## Written request
Transcribe the full listing exactly, and drop every picture.

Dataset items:
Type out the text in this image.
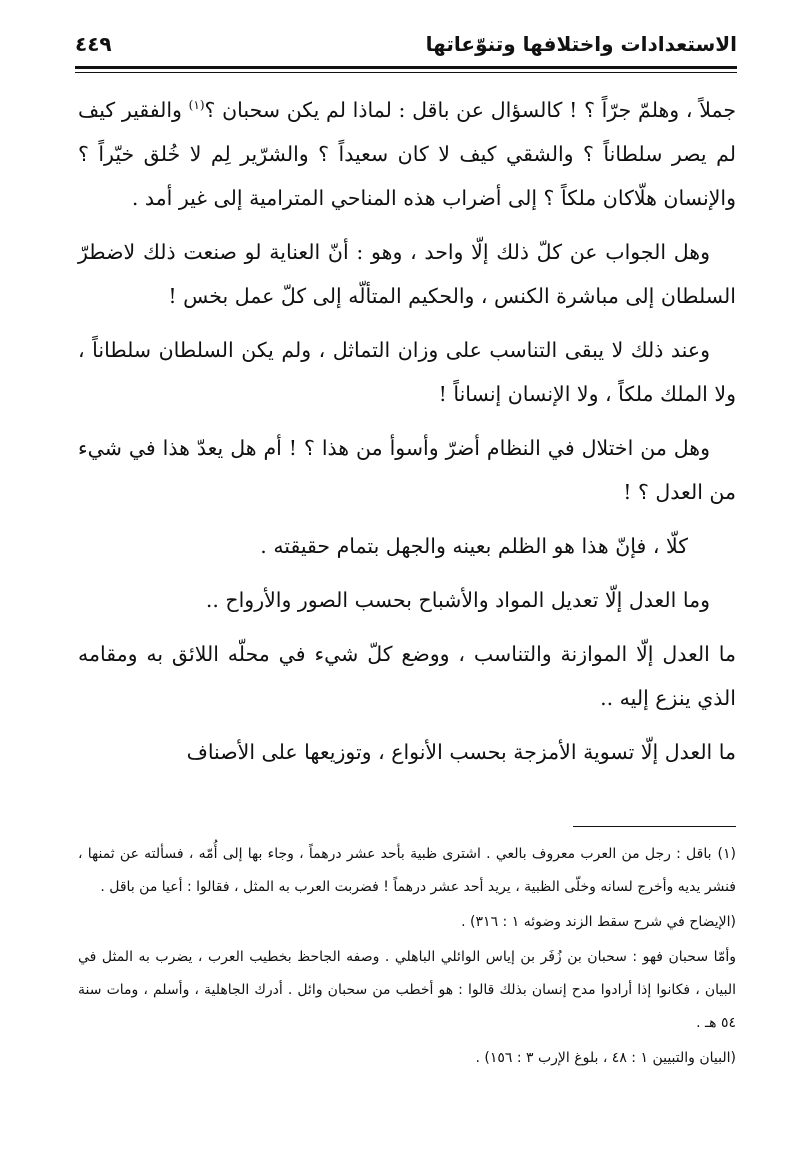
الاستعدادات واختلافها وتنوّعاتها
٤٤٩

جملاً ، وهلمّ جرّاً ؟ ! كالسؤال عن باقل : لماذا لم يكن سحبان ؟$^{(١)}$ والفقير كيف لم يصر سلطاناً ؟ والشقي كيف لا كان سعيداً ؟ والشرّير لِم لا خُلق خيّراً ؟ والإنسان هلّاكان ملكاً ؟ إلى أضراب هذه المناحي المترامية إلى غير أمد .

وهل الجواب عن كلّ ذلك إلّا واحد ، وهو : أنّ العناية لو صنعت ذلك لاضطرّ السلطان إلى مباشرة الكنس ، والحكيم المتألّه إلى كلّ عمل بخس !

وعند ذلك لا يبقى التناسب على وزان التماثل ، ولم يكن السلطان سلطاناً ، ولا الملك ملكاً ، ولا الإنسان إنساناً !

وهل من اختلال في النظام أضرّ وأسوأ من هذا ؟ ! أم هل يعدّ هذا في شيء من العدل ؟ !

كلّا ، فإنّ هذا هو الظلم بعينه والجهل بتمام حقيقته .

وما العدل إلّا تعديل المواد والأشباح بحسب الصور والأرواح ..

ما العدل إلّا الموازنة والتناسب ، ووضع كلّ شيء في محلّه اللائق به ومقامه الذي ينزع إليه ..

ما العدل إلّا تسوية الأمزجة بحسب الأنواع ، وتوزيعها على الأصناف

(١)باقل : رجل من العرب معروف بالعي . اشترى ظبية بأحد عشر درهماً ، وجاء بها إلى أُمّه ، فسألته عن ثمنها ، فنشر يديه وأخرج لسانه وخلّى الظبية ، يريد أحد عشر درهماً ! فضربت العرب به المثل ، فقالوا : أعيا من باقل .

(الإيضاح في شرح سقط الزند وضوئه ١ : ٣١٦) .

وأمّا سحبان فهو : سحبان بن زُفَر بن إياس الوائلي الباهلي . وصفه الجاحظ بخطيب العرب ، يضرب به المثل في البيان ، فكانوا إذا أرادوا مدح إنسان بذلك قالوا : هو أخطب من سحبان وائل . أدرك الجاهلية ، وأسلم ، ومات سنة ٥٤ هـ .

(البيان والتبيين ١ : ٤٨ ، بلوغ الإرب ٣ : ١٥٦) .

## Finished answer
Type out the text in this image.
الاستعدادات واختلافها وتنوّعاتها
٤٤٩

جملاً ، وهلمّ جرّاً ؟ ! كالسؤال عن باقل : لماذا لم يكن سحبان ؟$^{(١)}$ والفقير كيف لم يصر سلطاناً ؟ والشقي كيف لا كان سعيداً ؟ والشرّير لِم لا خُلق خيّراً ؟ والإنسان هلّاكان ملكاً ؟ إلى أضراب هذه المناحي المترامية إلى غير أمد .

وهل الجواب عن كلّ ذلك إلّا واحد ، وهو : أنّ العناية لو صنعت ذلك لاضطرّ السلطان إلى مباشرة الكنس ، والحكيم المتألّه إلى كلّ عمل بخس !

وعند ذلك لا يبقى التناسب على وزان التماثل ، ولم يكن السلطان سلطاناً ، ولا الملك ملكاً ، ولا الإنسان إنساناً !

وهل من اختلال في النظام أضرّ وأسوأ من هذا ؟ ! أم هل يعدّ هذا في شيء من العدل ؟ !

كلّا ، فإنّ هذا هو الظلم بعينه والجهل بتمام حقيقته .

وما العدل إلّا تعديل المواد والأشباح بحسب الصور والأرواح ..

ما العدل إلّا الموازنة والتناسب ، ووضع كلّ شيء في محلّه اللائق به ومقامه الذي ينزع إليه ..

ما العدل إلّا تسوية الأمزجة بحسب الأنواع ، وتوزيعها على الأصناف

(١)باقل : رجل من العرب معروف بالعي . اشترى ظبية بأحد عشر درهماً ، وجاء بها إلى أُمّه ، فسألته عن ثمنها ، فنشر يديه وأخرج لسانه وخلّى الظبية ، يريد أحد عشر درهماً ! فضربت العرب به المثل ، فقالوا : أعيا من باقل .

(الإيضاح في شرح سقط الزند وضوئه ١ : ٣١٦) .

وأمّا سحبان فهو : سحبان بن زُفَر بن إياس الوائلي الباهلي . وصفه الجاحظ بخطيب العرب ، يضرب به المثل في البيان ، فكانوا إذا أرادوا مدح إنسان بذلك قالوا : هو أخطب من سحبان وائل . أدرك الجاهلية ، وأسلم ، ومات سنة ٥٤ هـ .

(البيان والتبيين ١ : ٤٨ ، بلوغ الإرب ٣ : ١٥٦) .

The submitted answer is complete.